--- DATA SECTION ---
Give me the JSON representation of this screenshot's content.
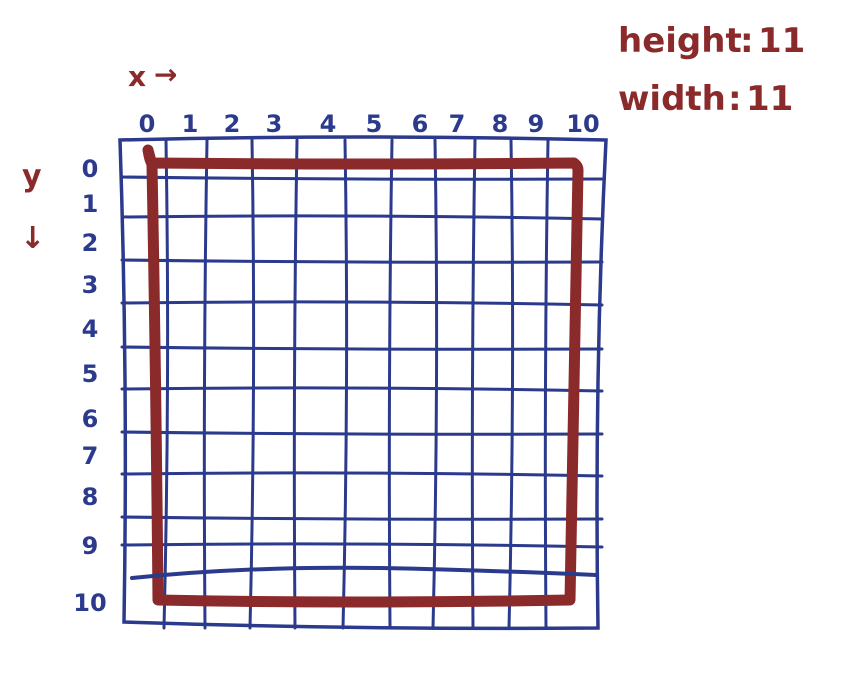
{
  "dimensions": {
    "height_label": "height",
    "height_value": "11",
    "width_label": "width",
    "width_value": "11",
    "separator": ":"
  },
  "axes": {
    "x_label": "x",
    "x_arrow": "→",
    "y_label": "y",
    "y_arrow": "↓",
    "x_ticks": [
      "0",
      "1",
      "2",
      "3",
      "4",
      "5",
      "6",
      "7",
      "8",
      "9",
      "10"
    ],
    "y_ticks": [
      "0",
      "1",
      "2",
      "3",
      "4",
      "5",
      "6",
      "7",
      "8",
      "9",
      "10"
    ]
  },
  "grid": {
    "columns": 11,
    "rows": 11
  },
  "highlight": {
    "shape": "square",
    "from": {
      "x": 0,
      "y": 0
    },
    "to": {
      "x": 10,
      "y": 10
    }
  },
  "colors": {
    "ink_blue": "#2b3a8c",
    "ink_red": "#8b2a2a"
  }
}
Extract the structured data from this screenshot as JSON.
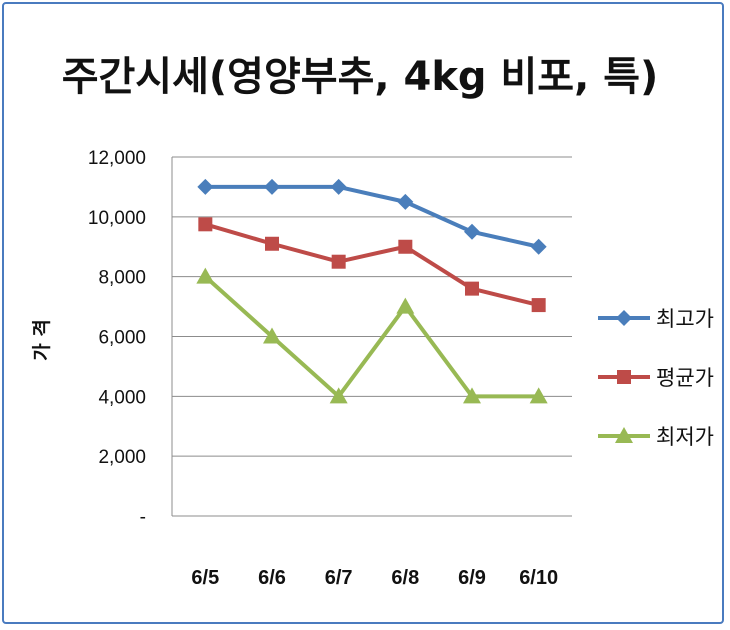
{
  "chart_data": {
    "type": "line",
    "title": "주간시세(영양부추, 4kg 비포, 특)",
    "xlabel": "",
    "ylabel": "가 격",
    "categories": [
      "6/5",
      "6/6",
      "6/7",
      "6/8",
      "6/9",
      "6/10"
    ],
    "ylim": [
      0,
      12000
    ],
    "yticks": [
      0,
      2000,
      4000,
      6000,
      8000,
      10000,
      12000
    ],
    "ytick_labels": [
      "-",
      "2,000",
      "4,000",
      "6,000",
      "8,000",
      "10,000",
      "12,000"
    ],
    "grid": true,
    "legend_position": "right",
    "series": [
      {
        "name": "최고가",
        "values": [
          11000,
          11000,
          11000,
          10500,
          9500,
          9000
        ],
        "color": "#4a7ebb",
        "marker": "diamond"
      },
      {
        "name": "평균가",
        "values": [
          9750,
          9100,
          8500,
          9000,
          7600,
          7050
        ],
        "color": "#be4b48",
        "marker": "square"
      },
      {
        "name": "최저가",
        "values": [
          8000,
          6000,
          4000,
          7000,
          4000,
          4000
        ],
        "color": "#98b954",
        "marker": "triangle"
      }
    ]
  }
}
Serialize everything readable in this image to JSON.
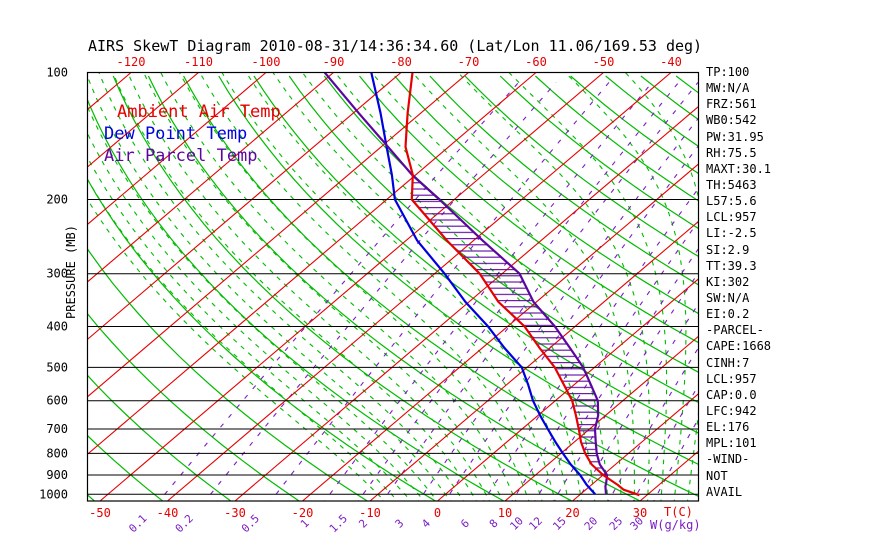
{
  "title": "AIRS SkewT Diagram 2010-08-31/14:36:34.60 (Lat/Lon 11.06/169.53 deg)",
  "colors": {
    "ambient": "#e60000",
    "dew": "#0000e0",
    "parcel": "#5c06a0",
    "isotherm": "#e60000",
    "adiabat": "#00bb00",
    "mixing": "#7a1ec4",
    "frame": "#000000"
  },
  "legend": {
    "items": [
      {
        "label": "Ambient Air Temp",
        "color_key": "ambient"
      },
      {
        "label": "Dew Point Temp",
        "color_key": "dew"
      },
      {
        "label": "Air Parcel Temp",
        "color_key": "parcel"
      }
    ]
  },
  "axes": {
    "pressure": {
      "label": "PRESSURE (MB)",
      "ticks": [
        100,
        200,
        300,
        400,
        500,
        600,
        700,
        800,
        900,
        1000
      ]
    },
    "temp_top": {
      "ticks": [
        -120,
        -110,
        -100,
        -90,
        -80,
        -70,
        -60,
        -50,
        -40
      ]
    },
    "temp_bottom": {
      "ticks": [
        -50,
        -40,
        -30,
        -20,
        -10,
        0,
        10,
        20,
        30
      ]
    },
    "temp_unit_label": "T(C)",
    "mixing_ratio": {
      "label": "W(g/kg)",
      "ticks": [
        0.1,
        0.2,
        0.5,
        1,
        1.5,
        2,
        3,
        4,
        6,
        8,
        10,
        12,
        15,
        20,
        25,
        30
      ]
    }
  },
  "stats_panel": {
    "items": [
      "TP:100",
      "MW:N/A",
      "FRZ:561",
      "WB0:542",
      "PW:31.95",
      "RH:75.5",
      "MAXT:30.1",
      "TH:5463",
      "L57:5.6",
      "LCL:957",
      "LI:-2.5",
      "SI:2.9",
      "TT:39.3",
      "KI:302",
      "SW:N/A",
      "EI:0.2",
      "-PARCEL-",
      "CAPE:1668",
      "CINH:7",
      "LCL:957",
      "CAP:0.0",
      "LFC:942",
      "EL:176",
      "MPL:101",
      "-WIND-",
      "NOT",
      "AVAIL"
    ]
  },
  "chart_data": {
    "type": "line",
    "title": "AIRS SkewT Diagram 2010-08-31/14:36:34.60 (Lat/Lon 11.06/169.53 deg)",
    "xlabel": "T(C)",
    "ylabel": "PRESSURE (MB)",
    "x_range_at_surface_c": [
      -52,
      39
    ],
    "pressure_range_mb": [
      100,
      1040
    ],
    "pressure_scale": "log",
    "skewed": true,
    "grids": {
      "isotherms_c": {
        "min": -130,
        "max": 40,
        "step": 10
      },
      "dry_adiabats_k": {
        "min": 220,
        "max": 460,
        "step": 10
      },
      "moist_adiabats_c": {
        "min": -10,
        "max": 36,
        "step": 2
      },
      "mixing_ratio_g_kg": [
        0.1,
        0.2,
        0.5,
        1,
        1.5,
        2,
        3,
        4,
        6,
        8,
        10,
        12,
        15,
        20,
        25,
        30
      ]
    },
    "series": [
      {
        "name": "Ambient Air Temp",
        "color_key": "ambient",
        "points": [
          [
            100,
            -78.3
          ],
          [
            125,
            -71.9
          ],
          [
            150,
            -66.4
          ],
          [
            175,
            -60.4
          ],
          [
            200,
            -56.3
          ],
          [
            250,
            -44.0
          ],
          [
            300,
            -33.3
          ],
          [
            350,
            -25.6
          ],
          [
            400,
            -17.5
          ],
          [
            450,
            -11.5
          ],
          [
            500,
            -5.9
          ],
          [
            550,
            -1.5
          ],
          [
            600,
            2.5
          ],
          [
            650,
            5.6
          ],
          [
            700,
            8.4
          ],
          [
            750,
            10.9
          ],
          [
            800,
            13.6
          ],
          [
            850,
            16.5
          ],
          [
            900,
            20.0
          ],
          [
            950,
            23.9
          ],
          [
            975,
            25.6
          ],
          [
            1000,
            28.4
          ],
          [
            1005,
            28.9
          ]
        ]
      },
      {
        "name": "Dew Point Temp",
        "color_key": "dew",
        "points": [
          [
            100,
            -84.4
          ],
          [
            125,
            -75.9
          ],
          [
            150,
            -69.2
          ],
          [
            175,
            -63.5
          ],
          [
            200,
            -58.8
          ],
          [
            250,
            -48.4
          ],
          [
            300,
            -38.5
          ],
          [
            350,
            -30.5
          ],
          [
            400,
            -22.9
          ],
          [
            450,
            -16.7
          ],
          [
            500,
            -10.8
          ],
          [
            550,
            -6.8
          ],
          [
            600,
            -3.3
          ],
          [
            650,
            0.3
          ],
          [
            700,
            3.8
          ],
          [
            750,
            7.1
          ],
          [
            800,
            10.3
          ],
          [
            850,
            13.4
          ],
          [
            900,
            16.6
          ],
          [
            950,
            19.3
          ],
          [
            1000,
            22.2
          ]
        ]
      },
      {
        "name": "Air Parcel Temp",
        "color_key": "parcel",
        "points": [
          [
            100,
            -91.3
          ],
          [
            125,
            -79.1
          ],
          [
            150,
            -69.0
          ],
          [
            175,
            -60.5
          ],
          [
            200,
            -52.2
          ],
          [
            250,
            -38.7
          ],
          [
            300,
            -27.4
          ],
          [
            350,
            -20.4
          ],
          [
            400,
            -13.0
          ],
          [
            450,
            -7.0
          ],
          [
            500,
            -1.7
          ],
          [
            550,
            2.5
          ],
          [
            600,
            6.3
          ],
          [
            650,
            8.9
          ],
          [
            700,
            10.8
          ],
          [
            750,
            13.1
          ],
          [
            800,
            15.3
          ],
          [
            850,
            17.7
          ],
          [
            900,
            20.6
          ],
          [
            942,
            21.9
          ],
          [
            957,
            22.3
          ],
          [
            1000,
            23.8
          ]
        ]
      }
    ],
    "cape_hatch": {
      "between": [
        "Ambient Air Temp",
        "Air Parcel Temp"
      ],
      "p_top": 176,
      "p_bottom": 950
    },
    "indices": {
      "CAPE": 1668,
      "CINH": 7,
      "LCL": 957,
      "LFC": 942,
      "EL": 176
    }
  }
}
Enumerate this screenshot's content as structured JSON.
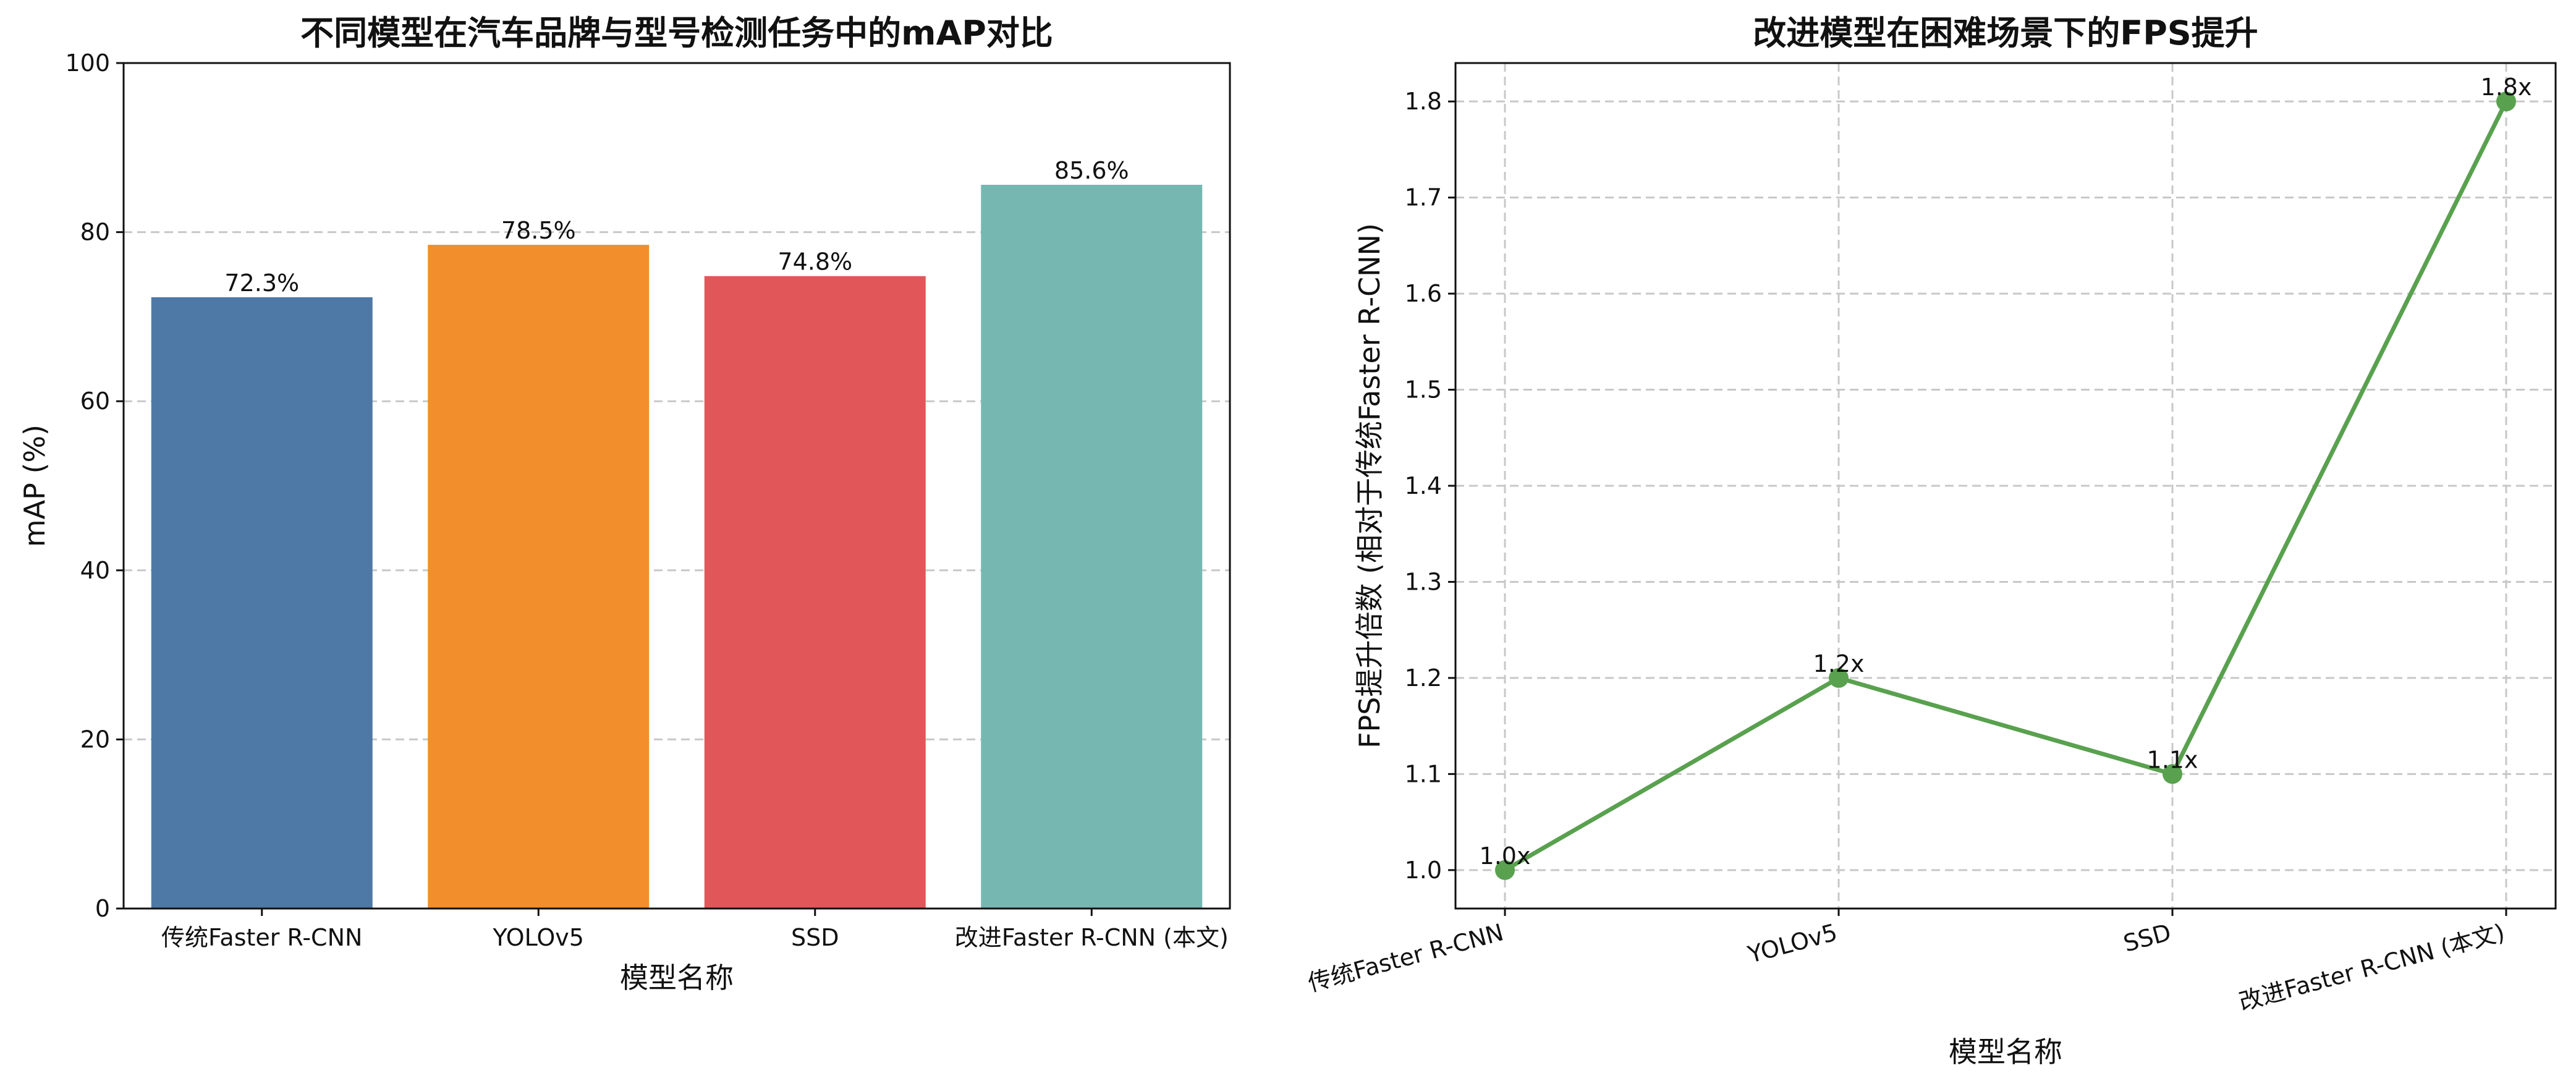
---
### DIRECTIONS
Copy out every line from the data above that has "SkewT" in it.

### PROBLEM SOLUTION
  "title": "AIRS SkewT Diagram 2010-08-31/14:36:34.60 (Lat/Lon 11.06/169.53 deg)",
    "title": "AIRS SkewT Diagram 2010-08-31/14:36:34.60 (Lat/Lon 11.06/169.53 deg)",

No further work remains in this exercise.